Menuju Sejarah Borobudur
Selamat datang di Borobudur, sangat senang dengan perjalanan yang akan mengunjungi kemegahan dan keindahan candi Borobudur, sebagai tujuan wisata utama di Indonesia. Bangunan ini merupakan bagian dari situs warisan budaya dunia sejak tahun 1991. Keramahan pemandu wisata, pada kesempatan yang menarik ini akan menyampaikan penjelasan Borobudur sebagai apresiasi untuk mempelajari dan mengagumi keindahan arsitektur dan seni rupa budaya leluhur.
Chandi Borobudur dan kawasannya merupakan situs Warisan Budaya Dunia yang memiliki nilai luhur dan sejarah bagi bangsa Indonesia, yang membuat semua mata tertuju pada kemegahan dan keindahan bangunan ini. Pemerintah telah menetapkan Borobudur dan kawasannya sebagai destinasi utama dan kunjungan wisata super prioritas. Pembukaan kembali untuk pariwisata menjadi kesempatan yang menarik untuk mempelajari narasi ini dalam wisata tematik Borobudur.
Wisata dan kunjungan saat ini dengan tujuan untuk mengenal Borobudur lebih dekat dalam belajar sejarah, mengagumi kemegahan dan keindahan nilai seni arsitektural, yang merupakan bentuk apresiasi dan ikut serta dalam mengenal, menjaga dan melindungi situs warisan budaya dunia Borobudur, yang ada di Indonesia.
Langkah Menuju Sejarah
Sejarah menyebutkan keberadaan awal mula pembangunan candi Borobudur sebagai bangunan suci umat Buddha, Borobudur digunakan sebagai tempat peribadatan, pemujaan dan prosesi keagamaan dengan tujuan bagi pemeluk agama Buddha untuk mencapai tingkat tertinggi adalah nirwana.

*Tugas yang Diminta*: Lanjutkan teks tentang sejarah Borobudur di atas, dimulai setelah kalimat terakhirnya.

*Bahan yang Disediakan*:
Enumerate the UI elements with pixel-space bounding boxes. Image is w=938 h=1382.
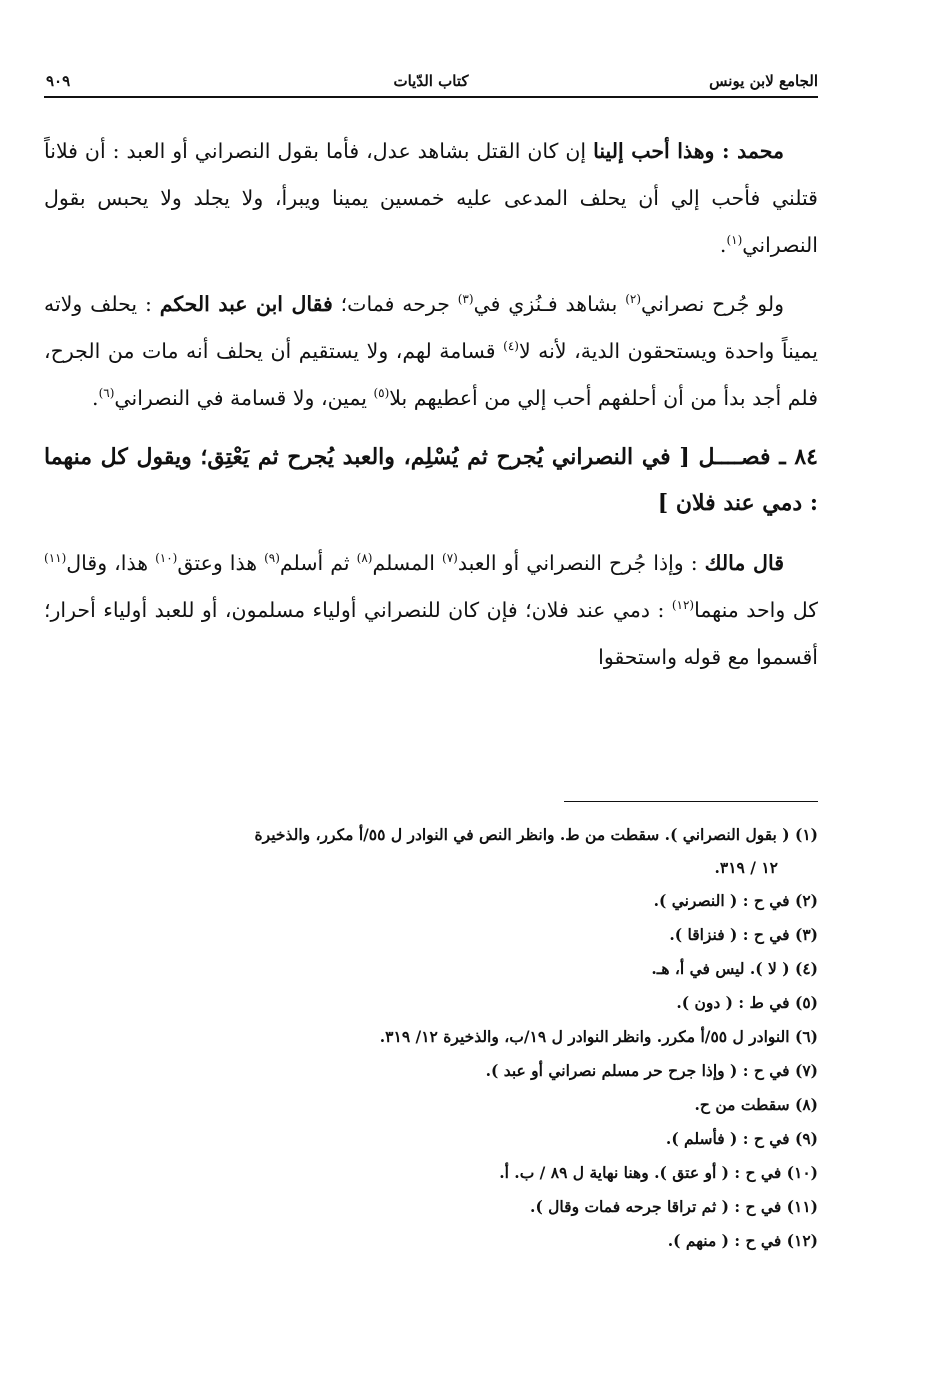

*Hasil Latihan*:
Tentang Chandi Borobudur
Keberadaan candi Borobudur sebagai bangunan suci agama Buddha dalam pembangunannya membutuhkan waktu kurang lebih 100 tahun, yang di selesaikan pada masa pemerintahan raja Samaratungga, dari wangsa Syailendra pada tahun 824 M. Kurun waktu antara tahun 760 dan 830 M, adalah masa puncak kejayaan wangsa Syailendra di Jawa Tengah yang masih dipengaruhi oleh Kemaharajaan Sriwijaya.
Menurut catatan yang tertulis dalam prasasti yang ditemukan, menjelaskan tentang berapa lama waktu yang dibutuhkan untuk membangun Chandi Borobudur. Referensi tentang siapa yang membangunnya atau apa tujuan yang dimaksudkan, mempunyai nilai sejarah yang berhubungan dengan dua wangsa yang berkuasa pada saat itu yaitu Wangsa Sanjaya yang berlatar belakang agama Hindhu dan Wangsa Syailendra dengan latar belakang agama Buddha.
Namun, seperti yang tertera dalam beberapa prasasti yang dipahatkan di batu tulis dengan penjelasan yang menyebutkan tentang raja-raja yang berkuasa pada saat itu dan tulisan yang tetdapat di atas relief pada kaki dasar (kaki tersembunyi) Borobudur memiliki fitur grafis yang mirip dengan yang ada dalam naskah atau dalam bentuk tulisan yang biasa digunakan dalam prasasti kerajaan-kerajaan antara abad kedelapan dan abad kesembilan.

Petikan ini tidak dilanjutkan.